§ **STATED TASK**
Search the listing for the string "title" and copy every line that contains it.

§ **INFORMATION SHOWN**
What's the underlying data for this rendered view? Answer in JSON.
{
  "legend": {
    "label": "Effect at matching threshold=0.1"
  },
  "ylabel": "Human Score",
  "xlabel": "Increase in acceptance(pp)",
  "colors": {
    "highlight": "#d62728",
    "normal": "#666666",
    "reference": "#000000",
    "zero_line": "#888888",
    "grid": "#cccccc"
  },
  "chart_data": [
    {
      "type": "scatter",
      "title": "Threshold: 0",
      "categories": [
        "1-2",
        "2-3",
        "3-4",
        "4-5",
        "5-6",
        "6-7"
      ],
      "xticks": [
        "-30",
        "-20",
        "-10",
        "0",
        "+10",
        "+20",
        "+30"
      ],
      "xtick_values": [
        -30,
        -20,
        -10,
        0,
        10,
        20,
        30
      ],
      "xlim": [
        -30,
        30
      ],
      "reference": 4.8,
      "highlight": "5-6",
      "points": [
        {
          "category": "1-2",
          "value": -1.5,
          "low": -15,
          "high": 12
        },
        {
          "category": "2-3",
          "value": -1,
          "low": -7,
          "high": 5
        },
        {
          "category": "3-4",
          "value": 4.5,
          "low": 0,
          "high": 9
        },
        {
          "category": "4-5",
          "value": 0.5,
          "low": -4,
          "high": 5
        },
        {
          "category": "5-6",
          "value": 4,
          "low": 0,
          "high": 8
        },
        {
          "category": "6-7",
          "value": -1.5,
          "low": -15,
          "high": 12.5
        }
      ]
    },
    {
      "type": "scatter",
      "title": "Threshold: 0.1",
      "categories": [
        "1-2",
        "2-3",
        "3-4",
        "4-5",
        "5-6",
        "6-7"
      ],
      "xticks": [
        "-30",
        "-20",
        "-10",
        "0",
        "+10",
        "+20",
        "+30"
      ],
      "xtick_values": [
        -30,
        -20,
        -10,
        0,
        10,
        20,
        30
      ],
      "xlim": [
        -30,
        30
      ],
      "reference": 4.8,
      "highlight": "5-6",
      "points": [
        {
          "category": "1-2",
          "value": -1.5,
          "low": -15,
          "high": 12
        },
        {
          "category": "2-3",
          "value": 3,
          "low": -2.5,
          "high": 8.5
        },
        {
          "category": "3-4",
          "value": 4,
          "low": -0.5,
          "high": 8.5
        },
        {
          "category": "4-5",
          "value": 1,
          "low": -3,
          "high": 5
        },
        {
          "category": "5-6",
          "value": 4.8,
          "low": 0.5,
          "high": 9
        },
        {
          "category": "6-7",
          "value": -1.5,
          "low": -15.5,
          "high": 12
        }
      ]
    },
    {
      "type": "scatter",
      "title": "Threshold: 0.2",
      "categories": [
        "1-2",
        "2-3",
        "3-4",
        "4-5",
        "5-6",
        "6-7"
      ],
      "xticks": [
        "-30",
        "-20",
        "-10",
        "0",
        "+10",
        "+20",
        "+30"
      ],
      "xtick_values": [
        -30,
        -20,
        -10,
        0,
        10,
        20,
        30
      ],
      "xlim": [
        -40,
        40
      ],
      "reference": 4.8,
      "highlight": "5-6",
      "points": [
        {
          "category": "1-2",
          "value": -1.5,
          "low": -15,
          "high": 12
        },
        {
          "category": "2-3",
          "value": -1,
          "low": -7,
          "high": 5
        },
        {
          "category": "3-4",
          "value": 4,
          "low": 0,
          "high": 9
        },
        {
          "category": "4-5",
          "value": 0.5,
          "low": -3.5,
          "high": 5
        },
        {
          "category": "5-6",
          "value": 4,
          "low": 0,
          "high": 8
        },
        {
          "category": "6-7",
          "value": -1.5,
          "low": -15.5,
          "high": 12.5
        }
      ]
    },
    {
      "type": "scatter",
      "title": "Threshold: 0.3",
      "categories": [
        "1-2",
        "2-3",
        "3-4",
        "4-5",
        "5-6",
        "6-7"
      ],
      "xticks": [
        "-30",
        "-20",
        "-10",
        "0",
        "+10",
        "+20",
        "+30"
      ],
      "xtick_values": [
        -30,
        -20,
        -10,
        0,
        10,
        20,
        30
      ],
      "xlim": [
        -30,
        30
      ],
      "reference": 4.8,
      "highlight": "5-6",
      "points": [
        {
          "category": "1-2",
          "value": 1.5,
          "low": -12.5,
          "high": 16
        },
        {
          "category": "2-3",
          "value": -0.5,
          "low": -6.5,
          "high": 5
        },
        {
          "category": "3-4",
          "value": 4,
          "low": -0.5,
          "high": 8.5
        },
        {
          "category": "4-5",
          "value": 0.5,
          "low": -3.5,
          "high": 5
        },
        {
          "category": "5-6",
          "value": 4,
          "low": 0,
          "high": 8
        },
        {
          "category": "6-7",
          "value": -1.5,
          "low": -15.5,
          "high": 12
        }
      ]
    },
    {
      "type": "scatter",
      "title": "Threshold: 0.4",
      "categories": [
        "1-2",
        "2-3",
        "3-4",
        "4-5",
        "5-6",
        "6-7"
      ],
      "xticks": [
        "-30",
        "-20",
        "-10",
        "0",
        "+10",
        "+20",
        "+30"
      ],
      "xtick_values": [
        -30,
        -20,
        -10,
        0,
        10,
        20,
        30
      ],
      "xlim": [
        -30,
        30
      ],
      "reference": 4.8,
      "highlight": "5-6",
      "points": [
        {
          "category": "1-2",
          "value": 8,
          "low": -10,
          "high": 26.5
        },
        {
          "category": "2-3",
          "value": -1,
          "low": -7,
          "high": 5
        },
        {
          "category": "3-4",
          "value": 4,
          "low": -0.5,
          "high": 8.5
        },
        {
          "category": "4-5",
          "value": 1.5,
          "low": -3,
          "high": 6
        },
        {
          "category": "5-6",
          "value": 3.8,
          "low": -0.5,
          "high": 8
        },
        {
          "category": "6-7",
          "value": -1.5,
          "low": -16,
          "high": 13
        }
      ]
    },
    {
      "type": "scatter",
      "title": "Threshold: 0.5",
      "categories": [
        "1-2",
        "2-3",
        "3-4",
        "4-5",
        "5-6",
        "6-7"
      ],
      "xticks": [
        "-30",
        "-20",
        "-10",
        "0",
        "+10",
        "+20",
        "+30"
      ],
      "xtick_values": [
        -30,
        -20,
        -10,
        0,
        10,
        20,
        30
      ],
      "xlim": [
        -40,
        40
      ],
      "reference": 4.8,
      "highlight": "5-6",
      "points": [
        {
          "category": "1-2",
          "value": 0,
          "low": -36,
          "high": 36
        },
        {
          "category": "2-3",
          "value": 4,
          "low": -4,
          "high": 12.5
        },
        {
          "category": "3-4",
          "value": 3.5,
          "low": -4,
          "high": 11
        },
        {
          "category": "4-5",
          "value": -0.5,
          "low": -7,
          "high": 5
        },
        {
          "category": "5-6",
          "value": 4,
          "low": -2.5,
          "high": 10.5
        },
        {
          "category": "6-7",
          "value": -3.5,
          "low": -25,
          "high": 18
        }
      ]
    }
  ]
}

§ **SOLUTION**
      "title": "Threshold: 0",
      "title": "Threshold: 0.1",
      "title": "Threshold: 0.2",
      "title": "Threshold: 0.3",
      "title": "Threshold: 0.4",
      "title": "Threshold: 0.5",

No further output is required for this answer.